Short task: Restate the data word for word and leave the images out.
____________________
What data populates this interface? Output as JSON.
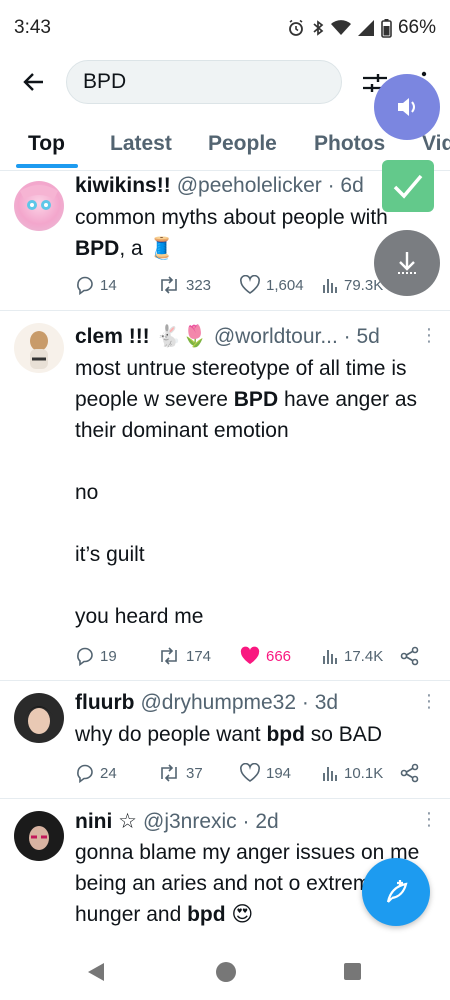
{
  "status_bar": {
    "time": "3:43",
    "battery": "66%"
  },
  "header": {
    "search_value": "BPD"
  },
  "tabs": [
    {
      "label": "Top"
    },
    {
      "label": "Latest"
    },
    {
      "label": "People"
    },
    {
      "label": "Photos"
    },
    {
      "label": "Vid"
    }
  ],
  "tweets": [
    {
      "name": "kiwikins!!",
      "handle": "@peeholelicker · 6d",
      "body_pre": "common myths about people with ",
      "body_bold": "BPD",
      "body_post": ", a 🧵",
      "replies": "14",
      "retweets": "323",
      "likes": "1,604",
      "views": "79.3K"
    },
    {
      "name": "clem !!! 🐇🌷",
      "handle": "@worldtour... · 5d",
      "body_line1_pre": "most untrue stereotype of all time is people w severe ",
      "body_bold": "BPD",
      "body_line1_post": " have anger as their dominant emotion",
      "body_p2": "no",
      "body_p3": "it’s guilt",
      "body_p4": "you heard me",
      "replies": "19",
      "retweets": "174",
      "likes": "666",
      "views": "17.4K"
    },
    {
      "name": "fluurb",
      "handle": "@dryhumpme32 · 3d",
      "body_pre": "why do people want ",
      "body_bold": "bpd",
      "body_post": " so BAD",
      "replies": "24",
      "retweets": "37",
      "likes": "194",
      "views": "10.1K"
    },
    {
      "name": "nini ☆",
      "handle": "@j3nrexic · 2d",
      "body_pre": "gonna blame my anger issues on me being an aries and not o",
      "body_mid": " extreme hunger and ",
      "body_bold": "bpd",
      "body_post": " 😍"
    }
  ],
  "icons": {
    "back": "arrow-left-icon",
    "filter": "filter-sliders-icon",
    "compose": "compose-feather-icon"
  },
  "colors": {
    "accent": "#1d9bf0",
    "liked": "#f91880"
  }
}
____________________
Expected output:
What data populates this interface? Output as JSON.
{
  "status_bar": {
    "time": "3:43",
    "battery": "66%"
  },
  "header": {
    "search_value": "BPD"
  },
  "tabs": [
    {
      "label": "Top"
    },
    {
      "label": "Latest"
    },
    {
      "label": "People"
    },
    {
      "label": "Photos"
    },
    {
      "label": "Vid"
    }
  ],
  "tweets": [
    {
      "name": "kiwikins!!",
      "handle": "@peeholelicker · 6d",
      "body_pre": "common myths about people with ",
      "body_bold": "BPD",
      "body_post": ", a 🧵",
      "replies": "14",
      "retweets": "323",
      "likes": "1,604",
      "views": "79.3K"
    },
    {
      "name": "clem !!! 🐇🌷",
      "handle": "@worldtour... · 5d",
      "body_line1_pre": "most untrue stereotype of all time is people w severe ",
      "body_bold": "BPD",
      "body_line1_post": " have anger as their dominant emotion",
      "body_p2": "no",
      "body_p3": "it’s guilt",
      "body_p4": "you heard me",
      "replies": "19",
      "retweets": "174",
      "likes": "666",
      "views": "17.4K"
    },
    {
      "name": "fluurb",
      "handle": "@dryhumpme32 · 3d",
      "body_pre": "why do people want ",
      "body_bold": "bpd",
      "body_post": " so BAD",
      "replies": "24",
      "retweets": "37",
      "likes": "194",
      "views": "10.1K"
    },
    {
      "name": "nini ☆",
      "handle": "@j3nrexic · 2d",
      "body_pre": "gonna blame my anger issues on me being an aries and not o",
      "body_mid": " extreme hunger and ",
      "body_bold": "bpd",
      "body_post": " 😍"
    }
  ],
  "icons": {
    "back": "arrow-left-icon",
    "filter": "filter-sliders-icon",
    "compose": "compose-feather-icon"
  },
  "colors": {
    "accent": "#1d9bf0",
    "liked": "#f91880"
  }
}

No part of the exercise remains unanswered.